***** SUPPLIED MATERIAL

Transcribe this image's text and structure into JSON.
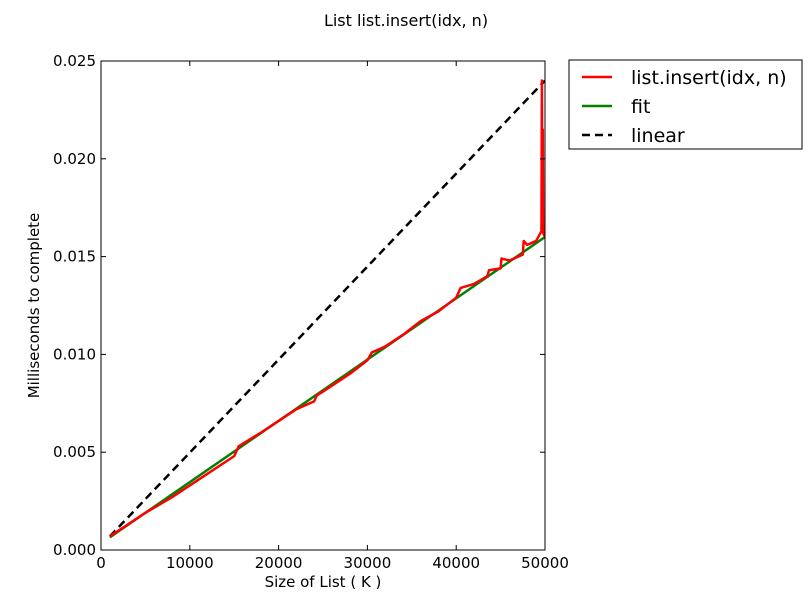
{
  "chart_data": {
    "type": "line",
    "title": "List list.insert(idx, n)",
    "xlabel": "Size of List ( K )",
    "ylabel": "Milliseconds to complete",
    "xlim": [
      0,
      50000
    ],
    "ylim": [
      0,
      0.025
    ],
    "xticks": [
      0,
      10000,
      20000,
      30000,
      40000,
      50000
    ],
    "xtick_labels": [
      "0",
      "10000",
      "20000",
      "30000",
      "40000",
      "50000"
    ],
    "yticks": [
      0,
      0.005,
      0.01,
      0.015,
      0.02,
      0.025
    ],
    "ytick_labels": [
      "0.000",
      "0.005",
      "0.010",
      "0.015",
      "0.020",
      "0.025"
    ],
    "grid": false,
    "legend_position": "outside-right-top",
    "series": [
      {
        "name": "list.insert(idx, n)",
        "color": "#ff0000",
        "style": "solid",
        "x": [
          1000,
          5000,
          8000,
          10000,
          12000,
          15000,
          15500,
          18000,
          20000,
          22000,
          24000,
          24300,
          25000,
          26000,
          28000,
          30000,
          30500,
          32000,
          34000,
          36000,
          38000,
          40000,
          40500,
          42000,
          43500,
          43700,
          45000,
          45100,
          46000,
          47500,
          47600,
          48000,
          49000,
          49600,
          49650,
          49700,
          49750,
          49800,
          50000
        ],
        "y": [
          0.0007,
          0.0019,
          0.0027,
          0.0033,
          0.0039,
          0.0048,
          0.0053,
          0.006,
          0.0066,
          0.0072,
          0.0076,
          0.0079,
          0.0081,
          0.0084,
          0.009,
          0.0097,
          0.0101,
          0.0104,
          0.011,
          0.0117,
          0.0122,
          0.0129,
          0.0134,
          0.0136,
          0.014,
          0.0143,
          0.0144,
          0.0149,
          0.0148,
          0.0151,
          0.0158,
          0.0156,
          0.0158,
          0.0163,
          0.024,
          0.0165,
          0.0215,
          0.0162,
          0.016
        ]
      },
      {
        "name": "fit",
        "color": "#008000",
        "style": "solid",
        "x": [
          1000,
          50000
        ],
        "y": [
          0.00065,
          0.016
        ]
      },
      {
        "name": "linear",
        "color": "#000000",
        "style": "dashed",
        "x": [
          1000,
          50000
        ],
        "y": [
          0.0007,
          0.024
        ]
      }
    ]
  }
}
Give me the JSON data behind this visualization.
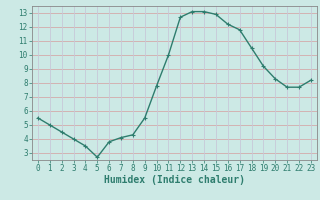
{
  "x": [
    0,
    1,
    2,
    3,
    4,
    5,
    6,
    7,
    8,
    9,
    10,
    11,
    12,
    13,
    14,
    15,
    16,
    17,
    18,
    19,
    20,
    21,
    22,
    23
  ],
  "y": [
    5.5,
    5.0,
    4.5,
    4.0,
    3.5,
    2.7,
    3.8,
    4.1,
    4.3,
    5.5,
    7.8,
    10.0,
    12.7,
    13.1,
    13.1,
    12.9,
    12.2,
    11.8,
    10.5,
    9.2,
    8.3,
    7.7,
    7.7,
    8.2
  ],
  "line_color": "#2e7d6e",
  "marker": "+",
  "marker_size": 3,
  "bg_color": "#cce9e5",
  "grid_color_h": "#d4aaaa",
  "grid_color_v": "#c8c8d8",
  "xlabel": "Humidex (Indice chaleur)",
  "xlim": [
    -0.5,
    23.5
  ],
  "ylim": [
    2.5,
    13.5
  ],
  "yticks": [
    3,
    4,
    5,
    6,
    7,
    8,
    9,
    10,
    11,
    12,
    13
  ],
  "xticks": [
    0,
    1,
    2,
    3,
    4,
    5,
    6,
    7,
    8,
    9,
    10,
    11,
    12,
    13,
    14,
    15,
    16,
    17,
    18,
    19,
    20,
    21,
    22,
    23
  ],
  "tick_fontsize": 5.5,
  "label_fontsize": 7.0,
  "line_width": 1.0,
  "spine_color": "#888888"
}
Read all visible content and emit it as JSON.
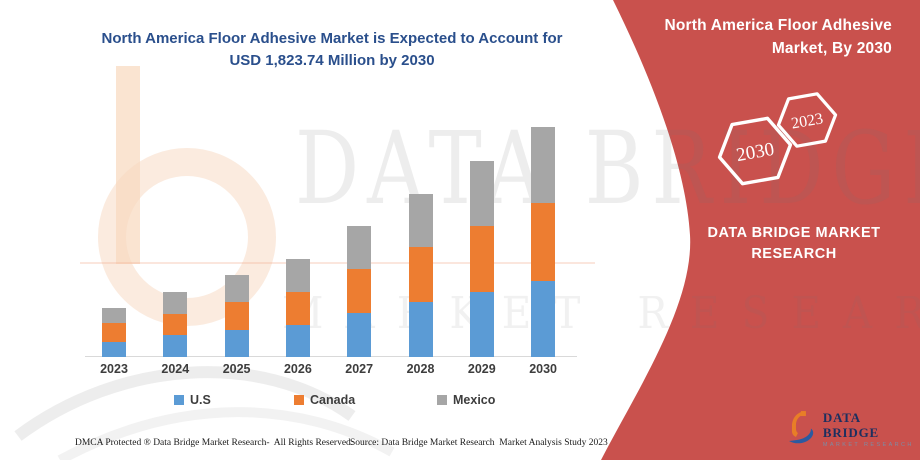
{
  "main_title": {
    "line1": "North America Floor Adhesive Market is Expected to Account for",
    "line2": "USD 1,823.74 Million by 2030",
    "color": "#2A4F8C"
  },
  "chart_data": {
    "type": "bar",
    "stacked": true,
    "orientation": "vertical",
    "title": "North America Floor Adhesive Market",
    "unit": "USD Million",
    "categories": [
      "2023",
      "2024",
      "2025",
      "2026",
      "2027",
      "2028",
      "2029",
      "2030"
    ],
    "series": [
      {
        "name": "U.S",
        "color": "#5B9BD5",
        "values": [
          121,
          177,
          217,
          251,
          351,
          438,
          517,
          604
        ]
      },
      {
        "name": "Canada",
        "color": "#ED7D31",
        "values": [
          146,
          165,
          216,
          261,
          344,
          431,
          520,
          618
        ]
      },
      {
        "name": "Mexico",
        "color": "#A6A6A6",
        "values": [
          119,
          172,
          214,
          261,
          343,
          422,
          517,
          602
        ]
      }
    ],
    "totals": [
      386,
      514,
      647,
      773,
      1038,
      1291,
      1554,
      1823.74
    ],
    "value_axis_visible": false,
    "gridlines": false,
    "legend_position": "bottom"
  },
  "side_panel": {
    "background": "#C9514D",
    "title_line1": "North America Floor Adhesive",
    "title_line2": "Market, By 2030",
    "hexagons": [
      {
        "label": "2030"
      },
      {
        "label": "2023"
      }
    ],
    "brand_line1": "DATA BRIDGE MARKET",
    "brand_line2": "RESEARCH"
  },
  "logo": {
    "title": "DATA BRIDGE",
    "subtitle": "MARKET RESEARCH"
  },
  "watermark": {
    "row1": "DATA BRIDGE",
    "row2": "MARKET RESEARCH"
  },
  "footer": {
    "left": "DMCA Protected ® Data Bridge Market Research-  All Rights Reserved.",
    "right": "Source: Data Bridge Market Research  Market Analysis Study 2023"
  }
}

**********

◆ **TASK DESCRIPTION**
Reproduce each line of the material containing the word "Adhesive".

◆ **OUTPUT FOR THIS EXERCISE**
    "line1": "North America Floor Adhesive Market is Expected to Account for",
    "title": "North America Floor Adhesive Market",
    "title_line1": "North America Floor Adhesive",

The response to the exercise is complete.